WHAT YOU NEED TO DO
Across the entries below, count the lines in which the word "this" occurs. Reply with the count alone.

[Stored data]
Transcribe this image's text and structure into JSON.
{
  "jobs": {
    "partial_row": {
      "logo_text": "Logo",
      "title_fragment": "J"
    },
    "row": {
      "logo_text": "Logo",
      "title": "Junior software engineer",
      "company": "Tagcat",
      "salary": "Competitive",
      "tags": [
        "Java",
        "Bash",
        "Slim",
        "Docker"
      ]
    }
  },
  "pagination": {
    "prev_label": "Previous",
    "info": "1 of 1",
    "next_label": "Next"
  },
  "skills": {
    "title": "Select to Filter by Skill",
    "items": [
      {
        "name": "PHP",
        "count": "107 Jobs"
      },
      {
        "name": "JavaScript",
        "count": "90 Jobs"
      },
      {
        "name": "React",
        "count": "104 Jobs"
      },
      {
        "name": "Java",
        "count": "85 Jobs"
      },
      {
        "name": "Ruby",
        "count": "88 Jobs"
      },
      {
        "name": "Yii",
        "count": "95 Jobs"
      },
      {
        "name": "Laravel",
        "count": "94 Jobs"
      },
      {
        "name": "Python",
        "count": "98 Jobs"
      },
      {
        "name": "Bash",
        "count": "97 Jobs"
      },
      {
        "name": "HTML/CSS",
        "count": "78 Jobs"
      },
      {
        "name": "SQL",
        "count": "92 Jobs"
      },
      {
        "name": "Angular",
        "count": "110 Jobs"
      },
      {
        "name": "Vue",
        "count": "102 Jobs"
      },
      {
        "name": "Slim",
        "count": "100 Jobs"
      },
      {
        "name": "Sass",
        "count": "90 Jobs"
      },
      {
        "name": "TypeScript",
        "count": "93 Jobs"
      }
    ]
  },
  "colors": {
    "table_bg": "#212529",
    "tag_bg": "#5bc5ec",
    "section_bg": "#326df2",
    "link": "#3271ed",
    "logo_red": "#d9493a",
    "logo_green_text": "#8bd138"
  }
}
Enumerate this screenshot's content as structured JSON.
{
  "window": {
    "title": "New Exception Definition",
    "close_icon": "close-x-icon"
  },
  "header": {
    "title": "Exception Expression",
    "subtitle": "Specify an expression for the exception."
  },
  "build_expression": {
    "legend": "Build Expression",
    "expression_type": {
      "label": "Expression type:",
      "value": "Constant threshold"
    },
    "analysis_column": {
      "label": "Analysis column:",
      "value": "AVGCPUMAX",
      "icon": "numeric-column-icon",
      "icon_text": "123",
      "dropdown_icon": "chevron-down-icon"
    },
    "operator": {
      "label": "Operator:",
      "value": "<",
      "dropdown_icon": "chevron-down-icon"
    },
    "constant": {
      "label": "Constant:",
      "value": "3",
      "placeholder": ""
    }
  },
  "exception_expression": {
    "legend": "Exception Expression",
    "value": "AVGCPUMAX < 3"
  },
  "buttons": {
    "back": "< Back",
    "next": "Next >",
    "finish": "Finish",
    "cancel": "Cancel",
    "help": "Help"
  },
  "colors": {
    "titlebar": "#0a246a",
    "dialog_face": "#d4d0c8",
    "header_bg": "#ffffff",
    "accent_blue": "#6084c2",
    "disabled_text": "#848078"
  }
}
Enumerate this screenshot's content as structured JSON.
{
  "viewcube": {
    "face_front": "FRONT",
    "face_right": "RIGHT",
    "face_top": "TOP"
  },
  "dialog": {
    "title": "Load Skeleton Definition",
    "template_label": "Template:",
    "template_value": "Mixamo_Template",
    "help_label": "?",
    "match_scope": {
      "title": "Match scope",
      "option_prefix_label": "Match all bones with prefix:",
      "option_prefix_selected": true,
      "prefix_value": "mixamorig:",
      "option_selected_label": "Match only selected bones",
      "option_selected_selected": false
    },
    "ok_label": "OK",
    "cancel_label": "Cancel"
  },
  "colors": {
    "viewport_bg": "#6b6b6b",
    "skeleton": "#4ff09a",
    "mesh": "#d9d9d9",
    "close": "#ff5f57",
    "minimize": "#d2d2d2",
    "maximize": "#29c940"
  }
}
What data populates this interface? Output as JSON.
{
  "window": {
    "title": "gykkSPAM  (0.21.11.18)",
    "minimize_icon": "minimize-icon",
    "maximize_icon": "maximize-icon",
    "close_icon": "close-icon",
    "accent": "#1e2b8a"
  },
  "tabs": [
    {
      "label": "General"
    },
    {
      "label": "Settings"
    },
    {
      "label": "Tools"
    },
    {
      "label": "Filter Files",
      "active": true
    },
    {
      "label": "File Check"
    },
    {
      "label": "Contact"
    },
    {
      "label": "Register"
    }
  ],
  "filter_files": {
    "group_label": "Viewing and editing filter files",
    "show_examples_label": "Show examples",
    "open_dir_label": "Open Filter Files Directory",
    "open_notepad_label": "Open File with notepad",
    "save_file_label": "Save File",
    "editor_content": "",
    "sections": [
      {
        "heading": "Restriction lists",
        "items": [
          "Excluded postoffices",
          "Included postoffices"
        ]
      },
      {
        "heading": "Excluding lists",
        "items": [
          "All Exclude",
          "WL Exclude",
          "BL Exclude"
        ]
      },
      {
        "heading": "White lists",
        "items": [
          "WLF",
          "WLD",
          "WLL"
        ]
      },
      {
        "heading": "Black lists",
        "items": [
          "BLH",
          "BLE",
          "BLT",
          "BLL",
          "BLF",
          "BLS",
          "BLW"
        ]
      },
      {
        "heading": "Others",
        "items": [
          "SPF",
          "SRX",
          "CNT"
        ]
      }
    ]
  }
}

WRITTEN RESPONSE
4